> **Task details**
Reproduce the stretch of rows from the first one through the line containing "piece-char: 馬: [247, 340, 264, 357]", with both ends included and every character unchanged.
Data to process start
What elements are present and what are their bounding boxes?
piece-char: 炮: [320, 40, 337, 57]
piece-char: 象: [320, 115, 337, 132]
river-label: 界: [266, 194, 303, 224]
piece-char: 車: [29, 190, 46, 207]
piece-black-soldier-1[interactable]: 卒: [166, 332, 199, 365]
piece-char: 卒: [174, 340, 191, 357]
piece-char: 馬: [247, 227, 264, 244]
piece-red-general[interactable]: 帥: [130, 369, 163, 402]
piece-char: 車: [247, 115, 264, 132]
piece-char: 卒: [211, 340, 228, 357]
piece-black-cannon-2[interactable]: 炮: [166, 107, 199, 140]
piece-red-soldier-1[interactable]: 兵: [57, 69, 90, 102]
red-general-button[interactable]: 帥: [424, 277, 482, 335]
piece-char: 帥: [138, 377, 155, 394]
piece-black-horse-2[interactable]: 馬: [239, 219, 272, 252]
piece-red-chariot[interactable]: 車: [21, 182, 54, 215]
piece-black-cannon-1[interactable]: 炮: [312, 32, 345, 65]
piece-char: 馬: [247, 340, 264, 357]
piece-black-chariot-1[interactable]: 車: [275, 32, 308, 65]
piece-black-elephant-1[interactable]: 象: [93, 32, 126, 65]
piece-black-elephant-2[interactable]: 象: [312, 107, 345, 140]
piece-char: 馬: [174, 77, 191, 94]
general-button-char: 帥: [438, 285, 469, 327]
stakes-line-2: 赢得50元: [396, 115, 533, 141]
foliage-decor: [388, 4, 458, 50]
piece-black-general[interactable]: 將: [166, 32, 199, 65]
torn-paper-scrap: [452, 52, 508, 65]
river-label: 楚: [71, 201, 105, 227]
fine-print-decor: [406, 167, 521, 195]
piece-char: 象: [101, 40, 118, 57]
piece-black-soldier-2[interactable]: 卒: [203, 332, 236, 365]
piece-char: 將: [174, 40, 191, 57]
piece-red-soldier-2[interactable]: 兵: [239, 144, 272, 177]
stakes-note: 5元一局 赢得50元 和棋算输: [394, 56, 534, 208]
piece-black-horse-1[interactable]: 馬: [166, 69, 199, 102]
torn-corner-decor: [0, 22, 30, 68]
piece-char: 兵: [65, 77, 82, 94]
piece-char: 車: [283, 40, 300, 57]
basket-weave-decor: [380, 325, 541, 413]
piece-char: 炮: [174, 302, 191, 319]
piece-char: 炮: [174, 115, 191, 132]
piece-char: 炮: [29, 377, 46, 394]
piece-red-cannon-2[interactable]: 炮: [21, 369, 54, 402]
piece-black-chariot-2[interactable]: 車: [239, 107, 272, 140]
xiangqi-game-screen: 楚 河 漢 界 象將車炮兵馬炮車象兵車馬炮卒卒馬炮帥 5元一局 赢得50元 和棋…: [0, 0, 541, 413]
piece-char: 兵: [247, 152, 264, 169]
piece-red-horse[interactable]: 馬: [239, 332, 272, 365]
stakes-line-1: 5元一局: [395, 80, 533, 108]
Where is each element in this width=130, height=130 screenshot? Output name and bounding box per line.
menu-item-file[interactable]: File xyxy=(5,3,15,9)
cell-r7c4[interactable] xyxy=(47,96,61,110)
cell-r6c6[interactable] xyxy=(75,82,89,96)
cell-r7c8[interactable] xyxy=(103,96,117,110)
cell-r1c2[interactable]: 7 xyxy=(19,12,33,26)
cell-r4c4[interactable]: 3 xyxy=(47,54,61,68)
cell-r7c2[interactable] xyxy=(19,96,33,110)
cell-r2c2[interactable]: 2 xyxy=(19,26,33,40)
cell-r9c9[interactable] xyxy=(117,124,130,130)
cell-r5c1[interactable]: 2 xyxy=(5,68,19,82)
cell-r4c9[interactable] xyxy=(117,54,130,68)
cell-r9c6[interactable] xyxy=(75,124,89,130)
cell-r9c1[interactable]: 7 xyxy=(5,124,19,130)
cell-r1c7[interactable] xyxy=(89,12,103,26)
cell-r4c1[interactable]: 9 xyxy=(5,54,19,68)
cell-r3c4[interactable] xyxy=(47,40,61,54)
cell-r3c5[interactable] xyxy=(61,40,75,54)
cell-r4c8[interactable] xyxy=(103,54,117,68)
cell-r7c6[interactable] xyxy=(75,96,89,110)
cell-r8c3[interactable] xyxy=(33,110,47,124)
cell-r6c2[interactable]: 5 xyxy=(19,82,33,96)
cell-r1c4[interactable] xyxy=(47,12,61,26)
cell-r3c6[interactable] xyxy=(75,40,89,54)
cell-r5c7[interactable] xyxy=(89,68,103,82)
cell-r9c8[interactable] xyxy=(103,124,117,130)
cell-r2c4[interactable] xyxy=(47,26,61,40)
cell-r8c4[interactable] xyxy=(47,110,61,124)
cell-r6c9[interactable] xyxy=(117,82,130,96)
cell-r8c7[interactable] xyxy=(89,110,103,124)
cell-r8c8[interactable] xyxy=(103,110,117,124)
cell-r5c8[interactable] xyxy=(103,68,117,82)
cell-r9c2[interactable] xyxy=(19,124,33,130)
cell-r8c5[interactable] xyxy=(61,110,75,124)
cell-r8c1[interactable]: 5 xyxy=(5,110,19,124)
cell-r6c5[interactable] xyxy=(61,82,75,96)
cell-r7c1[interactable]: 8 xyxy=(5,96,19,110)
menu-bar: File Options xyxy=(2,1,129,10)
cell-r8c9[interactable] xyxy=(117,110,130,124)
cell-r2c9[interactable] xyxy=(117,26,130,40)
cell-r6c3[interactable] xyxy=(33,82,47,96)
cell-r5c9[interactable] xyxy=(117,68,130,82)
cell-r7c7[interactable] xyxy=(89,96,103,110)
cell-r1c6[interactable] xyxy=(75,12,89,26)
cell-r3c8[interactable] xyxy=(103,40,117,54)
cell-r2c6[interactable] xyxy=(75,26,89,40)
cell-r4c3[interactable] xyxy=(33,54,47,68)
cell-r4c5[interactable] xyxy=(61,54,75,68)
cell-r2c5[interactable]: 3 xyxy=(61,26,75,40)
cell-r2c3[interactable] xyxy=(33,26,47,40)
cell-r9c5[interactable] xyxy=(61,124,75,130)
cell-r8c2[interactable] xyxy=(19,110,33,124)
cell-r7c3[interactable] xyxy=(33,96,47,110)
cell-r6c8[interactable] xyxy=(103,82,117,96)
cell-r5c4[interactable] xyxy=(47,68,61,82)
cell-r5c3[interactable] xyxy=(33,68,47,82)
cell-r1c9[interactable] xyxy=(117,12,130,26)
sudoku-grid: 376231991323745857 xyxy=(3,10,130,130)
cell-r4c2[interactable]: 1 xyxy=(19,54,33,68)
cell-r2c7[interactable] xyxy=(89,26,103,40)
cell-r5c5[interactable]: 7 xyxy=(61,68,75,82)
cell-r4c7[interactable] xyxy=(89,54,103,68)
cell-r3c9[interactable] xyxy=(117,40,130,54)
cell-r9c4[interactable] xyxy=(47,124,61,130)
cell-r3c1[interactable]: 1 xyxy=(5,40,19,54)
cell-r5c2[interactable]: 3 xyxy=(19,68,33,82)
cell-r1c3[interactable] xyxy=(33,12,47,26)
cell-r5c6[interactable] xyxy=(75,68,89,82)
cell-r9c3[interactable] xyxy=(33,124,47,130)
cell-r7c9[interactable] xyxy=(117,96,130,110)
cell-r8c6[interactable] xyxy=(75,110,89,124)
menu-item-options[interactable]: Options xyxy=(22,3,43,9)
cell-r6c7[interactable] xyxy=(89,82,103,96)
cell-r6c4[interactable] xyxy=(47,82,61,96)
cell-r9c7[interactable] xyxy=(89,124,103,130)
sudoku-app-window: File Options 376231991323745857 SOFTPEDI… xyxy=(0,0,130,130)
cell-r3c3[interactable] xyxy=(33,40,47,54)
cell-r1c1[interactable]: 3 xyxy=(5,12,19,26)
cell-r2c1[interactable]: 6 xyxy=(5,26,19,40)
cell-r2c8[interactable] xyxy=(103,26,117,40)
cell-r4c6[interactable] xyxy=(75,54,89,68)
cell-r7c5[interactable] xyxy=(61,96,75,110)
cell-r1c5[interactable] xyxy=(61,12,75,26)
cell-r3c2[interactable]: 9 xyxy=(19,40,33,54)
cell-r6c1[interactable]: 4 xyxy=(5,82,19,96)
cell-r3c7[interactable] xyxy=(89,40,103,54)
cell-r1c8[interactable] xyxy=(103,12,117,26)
Data to process end
> **Answer for this exercise**
What elements are present and what are their bounding boxes?
piece-char: 炮: [320, 40, 337, 57]
piece-char: 象: [320, 115, 337, 132]
river-label: 界: [266, 194, 303, 224]
piece-char: 車: [29, 190, 46, 207]
piece-black-soldier-1[interactable]: 卒: [166, 332, 199, 365]
piece-char: 卒: [174, 340, 191, 357]
piece-char: 馬: [247, 227, 264, 244]
piece-red-general[interactable]: 帥: [130, 369, 163, 402]
piece-char: 車: [247, 115, 264, 132]
piece-char: 卒: [211, 340, 228, 357]
piece-black-cannon-2[interactable]: 炮: [166, 107, 199, 140]
piece-red-soldier-1[interactable]: 兵: [57, 69, 90, 102]
red-general-button[interactable]: 帥: [424, 277, 482, 335]
piece-char: 帥: [138, 377, 155, 394]
piece-black-horse-2[interactable]: 馬: [239, 219, 272, 252]
piece-red-chariot[interactable]: 車: [21, 182, 54, 215]
piece-black-cannon-1[interactable]: 炮: [312, 32, 345, 65]
piece-char: 馬: [247, 340, 264, 357]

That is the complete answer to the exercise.